Output every entry exactly, from the first line to the last.

_MATERIAL FOR THE TASK_
'''

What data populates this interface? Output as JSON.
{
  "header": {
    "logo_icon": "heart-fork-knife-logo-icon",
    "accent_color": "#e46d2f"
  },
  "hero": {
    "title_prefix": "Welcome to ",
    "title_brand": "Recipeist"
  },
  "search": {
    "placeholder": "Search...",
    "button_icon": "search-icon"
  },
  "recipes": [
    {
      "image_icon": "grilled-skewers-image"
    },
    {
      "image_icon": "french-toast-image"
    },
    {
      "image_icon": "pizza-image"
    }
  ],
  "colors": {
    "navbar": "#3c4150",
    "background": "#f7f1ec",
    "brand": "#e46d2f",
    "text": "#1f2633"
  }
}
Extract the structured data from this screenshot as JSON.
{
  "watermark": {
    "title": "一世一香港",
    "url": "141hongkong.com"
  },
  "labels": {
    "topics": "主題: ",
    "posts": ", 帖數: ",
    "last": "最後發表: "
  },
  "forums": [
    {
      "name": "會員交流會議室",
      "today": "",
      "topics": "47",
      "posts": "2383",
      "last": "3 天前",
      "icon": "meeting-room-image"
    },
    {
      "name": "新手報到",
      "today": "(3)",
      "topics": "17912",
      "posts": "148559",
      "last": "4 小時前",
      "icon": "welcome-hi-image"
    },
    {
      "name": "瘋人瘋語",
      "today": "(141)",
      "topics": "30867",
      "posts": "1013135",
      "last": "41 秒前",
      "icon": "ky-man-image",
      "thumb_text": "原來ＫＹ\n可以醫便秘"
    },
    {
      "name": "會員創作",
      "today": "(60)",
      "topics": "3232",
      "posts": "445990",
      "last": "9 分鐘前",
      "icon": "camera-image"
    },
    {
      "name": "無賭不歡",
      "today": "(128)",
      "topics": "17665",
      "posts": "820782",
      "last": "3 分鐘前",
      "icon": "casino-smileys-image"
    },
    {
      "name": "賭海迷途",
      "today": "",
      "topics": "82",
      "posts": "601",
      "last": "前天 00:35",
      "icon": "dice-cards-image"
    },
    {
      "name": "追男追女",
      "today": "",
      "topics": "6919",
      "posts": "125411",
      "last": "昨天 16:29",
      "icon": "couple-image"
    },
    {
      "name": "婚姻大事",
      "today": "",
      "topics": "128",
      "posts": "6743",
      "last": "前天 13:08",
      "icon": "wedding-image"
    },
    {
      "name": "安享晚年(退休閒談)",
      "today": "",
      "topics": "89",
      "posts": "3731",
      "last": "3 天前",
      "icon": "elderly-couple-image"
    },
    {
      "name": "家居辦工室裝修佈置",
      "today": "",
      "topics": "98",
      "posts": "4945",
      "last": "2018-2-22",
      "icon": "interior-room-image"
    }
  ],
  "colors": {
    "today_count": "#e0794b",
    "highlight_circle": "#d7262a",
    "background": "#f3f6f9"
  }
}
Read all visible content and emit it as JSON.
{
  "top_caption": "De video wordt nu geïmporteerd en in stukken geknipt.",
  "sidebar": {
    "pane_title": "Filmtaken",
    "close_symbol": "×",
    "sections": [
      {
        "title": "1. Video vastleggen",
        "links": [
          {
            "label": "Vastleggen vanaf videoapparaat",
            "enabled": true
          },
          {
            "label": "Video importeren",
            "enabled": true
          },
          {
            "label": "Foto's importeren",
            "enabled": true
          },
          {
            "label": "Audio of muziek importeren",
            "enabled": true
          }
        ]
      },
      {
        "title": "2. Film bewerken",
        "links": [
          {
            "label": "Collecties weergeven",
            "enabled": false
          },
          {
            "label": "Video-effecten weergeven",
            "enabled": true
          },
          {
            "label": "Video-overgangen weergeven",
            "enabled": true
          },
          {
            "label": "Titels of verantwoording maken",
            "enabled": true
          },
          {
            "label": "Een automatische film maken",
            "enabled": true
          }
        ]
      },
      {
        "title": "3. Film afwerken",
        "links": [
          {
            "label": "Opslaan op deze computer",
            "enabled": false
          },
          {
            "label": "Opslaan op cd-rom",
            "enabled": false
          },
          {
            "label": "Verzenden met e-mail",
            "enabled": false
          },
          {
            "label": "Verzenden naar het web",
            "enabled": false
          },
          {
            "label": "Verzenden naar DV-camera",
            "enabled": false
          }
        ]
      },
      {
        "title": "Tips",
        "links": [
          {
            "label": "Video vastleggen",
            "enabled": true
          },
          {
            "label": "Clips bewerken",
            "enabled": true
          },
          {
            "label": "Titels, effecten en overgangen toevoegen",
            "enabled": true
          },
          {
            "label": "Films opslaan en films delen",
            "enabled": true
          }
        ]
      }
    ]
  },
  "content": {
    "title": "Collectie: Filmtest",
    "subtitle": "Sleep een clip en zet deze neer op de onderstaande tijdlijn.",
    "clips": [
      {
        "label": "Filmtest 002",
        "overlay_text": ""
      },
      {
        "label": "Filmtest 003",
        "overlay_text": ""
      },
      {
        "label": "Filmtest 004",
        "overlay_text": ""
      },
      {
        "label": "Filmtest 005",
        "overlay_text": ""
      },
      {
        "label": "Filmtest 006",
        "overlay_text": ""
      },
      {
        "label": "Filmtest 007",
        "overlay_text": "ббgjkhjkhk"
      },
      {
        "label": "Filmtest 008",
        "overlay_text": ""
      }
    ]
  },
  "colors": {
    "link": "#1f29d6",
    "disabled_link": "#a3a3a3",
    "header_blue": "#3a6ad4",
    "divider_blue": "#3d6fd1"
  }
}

'''

_COMPLETE ANSWER_
What data populates this interface? Output as JSON.
{
  "header": {
    "logo_icon": "heart-fork-knife-logo-icon",
    "accent_color": "#e46d2f"
  },
  "hero": {
    "title_prefix": "Welcome to ",
    "title_brand": "Recipeist"
  },
  "search": {
    "placeholder": "Search...",
    "button_icon": "search-icon"
  },
  "recipes": [
    {
      "image_icon": "grilled-skewers-image"
    },
    {
      "image_icon": "french-toast-image"
    },
    {
      "image_icon": "pizza-image"
    }
  ],
  "colors": {
    "navbar": "#3c4150",
    "background": "#f7f1ec",
    "brand": "#e46d2f",
    "text": "#1f2633"
  }
}
Extract the structured data from this screenshot as JSON.
{
  "watermark": {
    "title": "一世一香港",
    "url": "141hongkong.com"
  },
  "labels": {
    "topics": "主題: ",
    "posts": ", 帖數: ",
    "last": "最後發表: "
  },
  "forums": [
    {
      "name": "會員交流會議室",
      "today": "",
      "topics": "47",
      "posts": "2383",
      "last": "3 天前",
      "icon": "meeting-room-image"
    },
    {
      "name": "新手報到",
      "today": "(3)",
      "topics": "17912",
      "posts": "148559",
      "last": "4 小時前",
      "icon": "welcome-hi-image"
    },
    {
      "name": "瘋人瘋語",
      "today": "(141)",
      "topics": "30867",
      "posts": "1013135",
      "last": "41 秒前",
      "icon": "ky-man-image",
      "thumb_text": "原來ＫＹ\n可以醫便秘"
    },
    {
      "name": "會員創作",
      "today": "(60)",
      "topics": "3232",
      "posts": "445990",
      "last": "9 分鐘前",
      "icon": "camera-image"
    },
    {
      "name": "無賭不歡",
      "today": "(128)",
      "topics": "17665",
      "posts": "820782",
      "last": "3 分鐘前",
      "icon": "casino-smileys-image"
    },
    {
      "name": "賭海迷途",
      "today": "",
      "topics": "82",
      "posts": "601",
      "last": "前天 00:35",
      "icon": "dice-cards-image"
    },
    {
      "name": "追男追女",
      "today": "",
      "topics": "6919",
      "posts": "125411",
      "last": "昨天 16:29",
      "icon": "couple-image"
    },
    {
      "name": "婚姻大事",
      "today": "",
      "topics": "128",
      "posts": "6743",
      "last": "前天 13:08",
      "icon": "wedding-image"
    },
    {
      "name": "安享晚年(退休閒談)",
      "today": "",
      "topics": "89",
      "posts": "3731",
      "last": "3 天前",
      "icon": "elderly-couple-image"
    },
    {
      "name": "家居辦工室裝修佈置",
      "today": "",
      "topics": "98",
      "posts": "4945",
      "last": "2018-2-22",
      "icon": "interior-room-image"
    }
  ],
  "colors": {
    "today_count": "#e0794b",
    "highlight_circle": "#d7262a",
    "background": "#f3f6f9"
  }
}
Read all visible content and emit it as JSON.
{
  "top_caption": "De video wordt nu geïmporteerd en in stukken geknipt.",
  "sidebar": {
    "pane_title": "Filmtaken",
    "close_symbol": "×",
    "sections": [
      {
        "title": "1. Video vastleggen",
        "links": [
          {
            "label": "Vastleggen vanaf videoapparaat",
            "enabled": true
          },
          {
            "label": "Video importeren",
            "enabled": true
          },
          {
            "label": "Foto's importeren",
            "enabled": true
          },
          {
            "label": "Audio of muziek importeren",
            "enabled": true
          }
        ]
      },
      {
        "title": "2. Film bewerken",
        "links": [
          {
            "label": "Collecties weergeven",
            "enabled": false
          },
          {
            "label": "Video-effecten weergeven",
            "enabled": true
          },
          {
            "label": "Video-overgangen weergeven",
            "enabled": true
          },
          {
            "label": "Titels of verantwoording maken",
            "enabled": true
          },
          {
            "label": "Een automatische film maken",
            "enabled": true
          }
        ]
      },
      {
        "title": "3. Film afwerken",
        "links": [
          {
            "label": "Opslaan op deze computer",
            "enabled": false
          },
          {
            "label": "Opslaan op cd-rom",
            "enabled": false
          },
          {
            "label": "Verzenden met e-mail",
            "enabled": false
          },
          {
            "label": "Verzenden naar het web",
            "enabled": false
          },
          {
            "label": "Verzenden naar DV-camera",
            "enabled": false
          }
        ]
      },
      {
        "title": "Tips",
        "links": [
          {
            "label": "Video vastleggen",
            "enabled": true
          },
          {
            "label": "Clips bewerken",
            "enabled": true
          },
          {
            "label": "Titels, effecten en overgangen toevoegen",
            "enabled": true
          },
          {
            "label": "Films opslaan en films delen",
            "enabled": true
          }
        ]
      }
    ]
  },
  "content": {
    "title": "Collectie: Filmtest",
    "subtitle": "Sleep een clip en zet deze neer op de onderstaande tijdlijn.",
    "clips": [
      {
        "label": "Filmtest 002",
        "overlay_text": ""
      },
      {
        "label": "Filmtest 003",
        "overlay_text": ""
      },
      {
        "label": "Filmtest 004",
        "overlay_text": ""
      },
      {
        "label": "Filmtest 005",
        "overlay_text": ""
      },
      {
        "label": "Filmtest 006",
        "overlay_text": ""
      },
      {
        "label": "Filmtest 007",
        "overlay_text": "ббgjkhjkhk"
      },
      {
        "label": "Filmtest 008",
        "overlay_text": ""
      }
    ]
  },
  "colors": {
    "link": "#1f29d6",
    "disabled_link": "#a3a3a3",
    "header_blue": "#3a6ad4",
    "divider_blue": "#3d6fd1"
  }
}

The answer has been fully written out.